* Data shown *
-- START --
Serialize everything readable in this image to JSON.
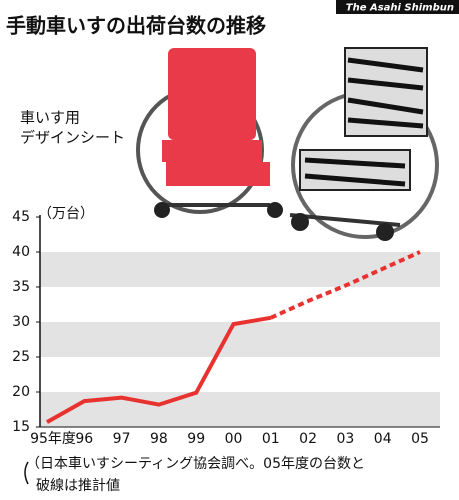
{
  "chart_data": {
    "type": "line",
    "title": "手動車いすの出荷台数の推移",
    "credit": "The Asahi Shimbun",
    "photo_caption": [
      "車いす用",
      "デザインシート"
    ],
    "y_unit": "（万台）",
    "note": [
      "（日本車いすシーティング協会調べ。05年度の台数と",
      "破線は推計値"
    ],
    "categories": [
      "95年度",
      "96",
      "97",
      "98",
      "99",
      "00",
      "01",
      "02",
      "03",
      "04",
      "05"
    ],
    "series": [
      {
        "color": "#e8322f",
        "dashed": false,
        "values": [
          15.7,
          18.7,
          19.2,
          18.2,
          19.9,
          29.7,
          30.6,
          null,
          null,
          null,
          null
        ]
      },
      {
        "color": "#e8322f",
        "dashed": true,
        "values": [
          null,
          null,
          null,
          null,
          null,
          null,
          30.6,
          33,
          35.2,
          37.6,
          40
        ]
      }
    ],
    "ylim": [
      15,
      45
    ],
    "yticks": [
      15,
      20,
      25,
      30,
      35,
      40,
      45
    ],
    "banded_grid": true
  }
}
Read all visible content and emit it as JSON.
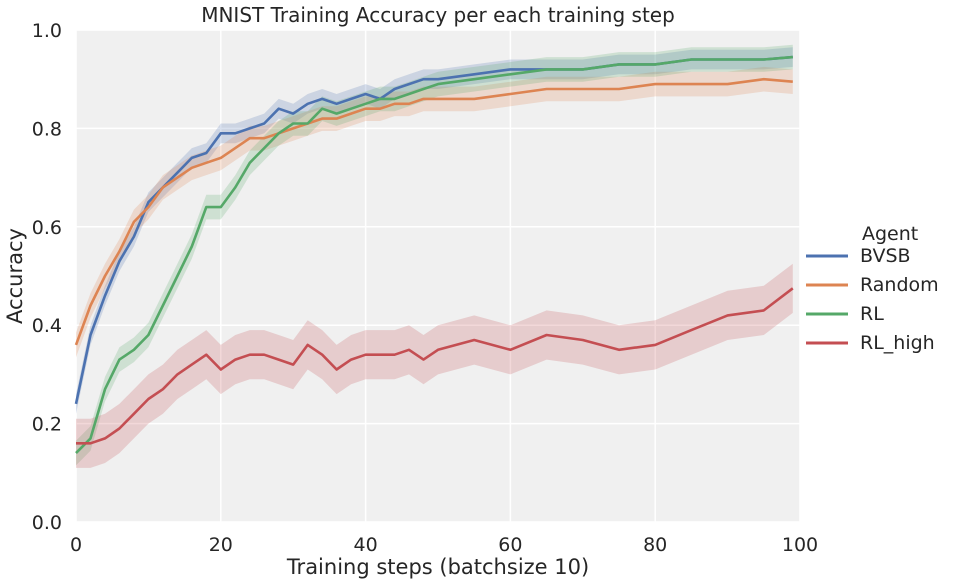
-- END --
* Set task *
Reproduce all the records verbatim, excluding images.

* Reply *
Serialize everything readable in this image to JSON.
{
  "chart_data": {
    "type": "line",
    "title": "手動車いすの出荷台数の推移",
    "credit": "The Asahi Shimbun",
    "photo_caption": [
      "車いす用",
      "デザインシート"
    ],
    "y_unit": "（万台）",
    "note": [
      "（日本車いすシーティング協会調べ。05年度の台数と",
      "破線は推計値"
    ],
    "categories": [
      "95年度",
      "96",
      "97",
      "98",
      "99",
      "00",
      "01",
      "02",
      "03",
      "04",
      "05"
    ],
    "series": [
      {
        "color": "#e8322f",
        "dashed": false,
        "values": [
          15.7,
          18.7,
          19.2,
          18.2,
          19.9,
          29.7,
          30.6,
          null,
          null,
          null,
          null
        ]
      },
      {
        "color": "#e8322f",
        "dashed": true,
        "values": [
          null,
          null,
          null,
          null,
          null,
          null,
          30.6,
          33,
          35.2,
          37.6,
          40
        ]
      }
    ],
    "ylim": [
      15,
      45
    ],
    "yticks": [
      15,
      20,
      25,
      30,
      35,
      40,
      45
    ],
    "banded_grid": true
  }
}
Read all visible content and emit it as JSON.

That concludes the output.